Items from a figure collection
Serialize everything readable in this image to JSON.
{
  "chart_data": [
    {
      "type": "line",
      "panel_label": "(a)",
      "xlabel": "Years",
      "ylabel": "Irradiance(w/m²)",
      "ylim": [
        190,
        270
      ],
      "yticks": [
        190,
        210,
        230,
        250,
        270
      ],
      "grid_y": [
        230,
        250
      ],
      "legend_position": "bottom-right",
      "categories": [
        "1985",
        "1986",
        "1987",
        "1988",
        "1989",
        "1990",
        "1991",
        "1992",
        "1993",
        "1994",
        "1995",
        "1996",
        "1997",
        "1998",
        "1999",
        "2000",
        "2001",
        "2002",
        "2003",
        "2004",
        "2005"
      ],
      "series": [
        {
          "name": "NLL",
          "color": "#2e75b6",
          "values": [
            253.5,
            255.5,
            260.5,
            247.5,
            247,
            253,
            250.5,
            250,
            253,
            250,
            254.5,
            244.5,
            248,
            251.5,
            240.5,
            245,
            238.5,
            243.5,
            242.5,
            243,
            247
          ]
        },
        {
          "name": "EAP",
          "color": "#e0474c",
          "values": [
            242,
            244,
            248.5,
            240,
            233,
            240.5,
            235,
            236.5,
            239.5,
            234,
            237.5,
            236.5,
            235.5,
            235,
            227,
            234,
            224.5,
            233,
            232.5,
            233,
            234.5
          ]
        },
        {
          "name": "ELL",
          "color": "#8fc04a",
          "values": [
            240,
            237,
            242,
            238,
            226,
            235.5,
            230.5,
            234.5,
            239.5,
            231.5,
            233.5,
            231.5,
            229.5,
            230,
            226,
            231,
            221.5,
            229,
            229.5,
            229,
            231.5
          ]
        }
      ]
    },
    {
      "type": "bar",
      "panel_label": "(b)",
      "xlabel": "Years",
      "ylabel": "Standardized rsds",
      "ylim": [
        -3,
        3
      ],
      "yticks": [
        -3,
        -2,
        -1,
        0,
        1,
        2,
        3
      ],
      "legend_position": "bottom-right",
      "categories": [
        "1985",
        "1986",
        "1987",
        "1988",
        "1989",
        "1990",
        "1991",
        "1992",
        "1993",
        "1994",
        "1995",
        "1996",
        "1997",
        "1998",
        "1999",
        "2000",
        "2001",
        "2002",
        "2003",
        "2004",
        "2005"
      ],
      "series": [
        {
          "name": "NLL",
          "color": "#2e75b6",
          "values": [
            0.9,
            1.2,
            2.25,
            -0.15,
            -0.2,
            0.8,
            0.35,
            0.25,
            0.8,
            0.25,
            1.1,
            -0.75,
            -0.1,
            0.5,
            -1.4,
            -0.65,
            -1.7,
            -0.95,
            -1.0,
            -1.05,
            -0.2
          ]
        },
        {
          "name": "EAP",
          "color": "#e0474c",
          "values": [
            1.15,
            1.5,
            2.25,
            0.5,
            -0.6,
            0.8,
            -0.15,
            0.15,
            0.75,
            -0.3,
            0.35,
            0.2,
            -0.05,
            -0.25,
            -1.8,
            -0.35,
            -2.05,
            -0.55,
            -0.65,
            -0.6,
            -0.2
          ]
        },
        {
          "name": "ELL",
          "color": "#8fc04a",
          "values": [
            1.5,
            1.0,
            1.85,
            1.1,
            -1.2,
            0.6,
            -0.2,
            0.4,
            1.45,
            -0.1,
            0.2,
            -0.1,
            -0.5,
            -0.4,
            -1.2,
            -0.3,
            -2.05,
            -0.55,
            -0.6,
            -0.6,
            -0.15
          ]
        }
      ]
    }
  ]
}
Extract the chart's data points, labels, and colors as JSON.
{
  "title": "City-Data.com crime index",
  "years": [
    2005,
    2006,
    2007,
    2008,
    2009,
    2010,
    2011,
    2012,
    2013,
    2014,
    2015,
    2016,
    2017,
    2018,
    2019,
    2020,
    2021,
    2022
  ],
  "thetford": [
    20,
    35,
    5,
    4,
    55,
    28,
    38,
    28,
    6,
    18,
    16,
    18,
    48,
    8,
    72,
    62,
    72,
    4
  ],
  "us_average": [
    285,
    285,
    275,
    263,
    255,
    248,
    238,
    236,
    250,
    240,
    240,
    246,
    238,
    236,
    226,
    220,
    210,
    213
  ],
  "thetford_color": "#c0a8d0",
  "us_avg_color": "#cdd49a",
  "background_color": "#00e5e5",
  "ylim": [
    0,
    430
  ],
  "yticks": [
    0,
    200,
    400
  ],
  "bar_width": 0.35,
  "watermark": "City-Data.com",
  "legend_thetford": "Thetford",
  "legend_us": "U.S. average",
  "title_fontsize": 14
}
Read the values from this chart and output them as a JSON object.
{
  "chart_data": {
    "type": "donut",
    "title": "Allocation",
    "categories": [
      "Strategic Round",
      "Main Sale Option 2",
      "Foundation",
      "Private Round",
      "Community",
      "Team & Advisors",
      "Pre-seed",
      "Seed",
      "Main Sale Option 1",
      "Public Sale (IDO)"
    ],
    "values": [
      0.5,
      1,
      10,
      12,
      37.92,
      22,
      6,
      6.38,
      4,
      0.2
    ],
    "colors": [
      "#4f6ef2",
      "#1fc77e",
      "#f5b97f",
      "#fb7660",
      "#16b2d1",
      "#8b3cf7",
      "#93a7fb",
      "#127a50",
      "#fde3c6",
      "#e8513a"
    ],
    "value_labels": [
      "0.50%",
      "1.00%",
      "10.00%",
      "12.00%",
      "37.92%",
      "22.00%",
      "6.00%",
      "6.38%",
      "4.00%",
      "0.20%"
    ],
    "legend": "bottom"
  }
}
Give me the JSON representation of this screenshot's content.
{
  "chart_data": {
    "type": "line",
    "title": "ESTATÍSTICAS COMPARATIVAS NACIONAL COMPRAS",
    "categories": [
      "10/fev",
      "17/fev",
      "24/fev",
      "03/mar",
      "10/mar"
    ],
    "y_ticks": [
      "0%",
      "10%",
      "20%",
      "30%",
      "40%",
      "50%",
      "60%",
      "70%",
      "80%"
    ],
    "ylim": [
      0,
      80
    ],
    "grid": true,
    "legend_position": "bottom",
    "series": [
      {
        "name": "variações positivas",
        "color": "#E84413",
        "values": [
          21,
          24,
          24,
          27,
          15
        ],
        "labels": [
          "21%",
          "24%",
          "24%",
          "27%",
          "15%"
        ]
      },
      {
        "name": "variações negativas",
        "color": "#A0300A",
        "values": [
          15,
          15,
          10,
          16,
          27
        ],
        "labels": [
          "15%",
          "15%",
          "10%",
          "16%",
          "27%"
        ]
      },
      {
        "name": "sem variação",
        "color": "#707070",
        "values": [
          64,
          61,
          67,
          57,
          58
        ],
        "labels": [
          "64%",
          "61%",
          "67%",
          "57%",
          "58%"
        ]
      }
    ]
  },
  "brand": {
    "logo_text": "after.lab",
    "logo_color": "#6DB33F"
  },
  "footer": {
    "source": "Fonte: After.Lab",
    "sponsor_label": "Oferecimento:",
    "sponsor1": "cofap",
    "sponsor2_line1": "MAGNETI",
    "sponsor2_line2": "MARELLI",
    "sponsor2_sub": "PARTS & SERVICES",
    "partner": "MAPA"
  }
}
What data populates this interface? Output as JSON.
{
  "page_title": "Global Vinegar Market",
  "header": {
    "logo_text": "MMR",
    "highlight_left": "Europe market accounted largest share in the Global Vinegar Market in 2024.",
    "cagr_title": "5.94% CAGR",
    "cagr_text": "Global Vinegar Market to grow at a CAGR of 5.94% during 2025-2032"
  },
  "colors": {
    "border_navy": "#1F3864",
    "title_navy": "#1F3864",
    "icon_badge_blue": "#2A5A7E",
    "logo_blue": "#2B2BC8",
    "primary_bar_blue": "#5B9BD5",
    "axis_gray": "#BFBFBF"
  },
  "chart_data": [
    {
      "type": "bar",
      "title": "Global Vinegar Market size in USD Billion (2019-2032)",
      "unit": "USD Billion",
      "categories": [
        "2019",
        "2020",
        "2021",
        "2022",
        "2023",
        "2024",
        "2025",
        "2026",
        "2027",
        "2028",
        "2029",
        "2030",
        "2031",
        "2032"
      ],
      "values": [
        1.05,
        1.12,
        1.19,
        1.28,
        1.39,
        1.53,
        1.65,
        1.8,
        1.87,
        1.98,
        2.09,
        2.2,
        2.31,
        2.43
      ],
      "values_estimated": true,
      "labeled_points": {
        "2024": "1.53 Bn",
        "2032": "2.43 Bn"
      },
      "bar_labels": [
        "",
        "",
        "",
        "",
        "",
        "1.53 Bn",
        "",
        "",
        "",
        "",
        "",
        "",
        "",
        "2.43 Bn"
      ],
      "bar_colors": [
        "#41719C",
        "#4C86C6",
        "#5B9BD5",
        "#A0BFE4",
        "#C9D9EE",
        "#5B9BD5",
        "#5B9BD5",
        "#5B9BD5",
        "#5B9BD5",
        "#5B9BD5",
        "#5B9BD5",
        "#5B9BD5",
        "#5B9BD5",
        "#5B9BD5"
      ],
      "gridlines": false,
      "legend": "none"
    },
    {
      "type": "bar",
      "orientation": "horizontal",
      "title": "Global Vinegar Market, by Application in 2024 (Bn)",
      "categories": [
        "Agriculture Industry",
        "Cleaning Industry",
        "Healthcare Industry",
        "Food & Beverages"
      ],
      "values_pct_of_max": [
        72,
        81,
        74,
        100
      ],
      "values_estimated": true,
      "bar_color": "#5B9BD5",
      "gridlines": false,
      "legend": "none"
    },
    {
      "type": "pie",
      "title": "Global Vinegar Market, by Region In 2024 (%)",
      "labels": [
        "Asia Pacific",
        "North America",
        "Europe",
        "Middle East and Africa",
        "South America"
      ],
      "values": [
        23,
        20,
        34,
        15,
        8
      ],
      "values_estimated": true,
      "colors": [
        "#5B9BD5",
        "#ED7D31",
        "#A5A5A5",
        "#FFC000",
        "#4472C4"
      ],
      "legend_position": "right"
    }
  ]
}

* Problem details
Search the records above for "type". Copy each line where it is found.

* Response below
      "type": "line",
      "type": "bar",
    "type": "donut",
    "type": "line",
      "type": "bar",
      "type": "bar",
      "type": "pie",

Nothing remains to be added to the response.